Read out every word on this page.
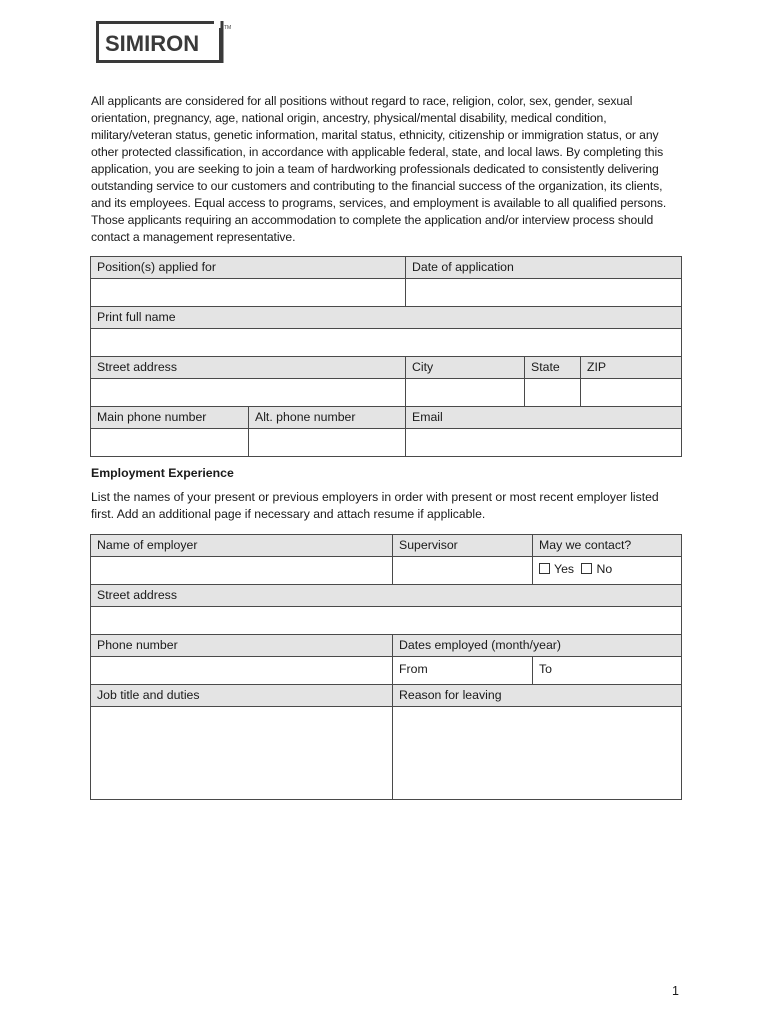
SIMIRON
TM

All applicants are considered for all positions without regard to race, religion, color, sex, gender, sexual orientation, pregnancy, age, national origin, ancestry, physical/mental disability, medical condition, military/veteran status, genetic information, marital status, ethnicity, citizenship or immigration status, or any other protected classification, in accordance with applicable federal, state, and local laws. By completing this application, you are seeking to join a team of hardworking professionals dedicated to consistently delivering outstanding service to our customers and contributing to the financial success of the organization, its clients, and its employees. Equal access to programs, services, and employment is available to all qualified persons. Those applicants requiring an accommodation to complete the application and/or interview process should contact a management representative.

Position(s) applied for		Date of application		

Print full name				

Street address		City	State	ZIP

Main phone number	Alt. phone number	Email		

Employment Experience

List the names of your present or previous employers in order with present or most recent employer listed first. Add an additional page if necessary and attach resume if applicable.

Name of employer	Supervisor	May we contact?
		Yes No
Street address		

Phone number	Dates employed (month/year)	
	From	To
Job title and duties	Reason for leaving	

1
================================
- _WHAT IS NEEDED_: From the data above, write out everything exactly except the pictures.

- _SOLUTION TO THE EXERCISE_:
Read out every word on this page.
SIMIRON
TM

All applicants are considered for all positions without regard to race, religion, color, sex, gender, sexual orientation, pregnancy, age, national origin, ancestry, physical/mental disability, medical condition, military/veteran status, genetic information, marital status, ethnicity, citizenship or immigration status, or any other protected classification, in accordance with applicable federal, state, and local laws. By completing this application, you are seeking to join a team of hardworking professionals dedicated to consistently delivering outstanding service to our customers and contributing to the financial success of the organization, its clients, and its employees. Equal access to programs, services, and employment is available to all qualified persons. Those applicants requiring an accommodation to complete the application and/or interview process should contact a management representative.

Position(s) applied for		Date of application		

Print full name				

Street address		City	State	ZIP

Main phone number	Alt. phone number	Email		

Employment Experience

List the names of your present or previous employers in order with present or most recent employer listed first. Add an additional page if necessary and attach resume if applicable.

Name of employer	Supervisor	May we contact?
		Yes No
Street address		

Phone number	Dates employed (month/year)	
	From	To
Job title and duties	Reason for leaving	

1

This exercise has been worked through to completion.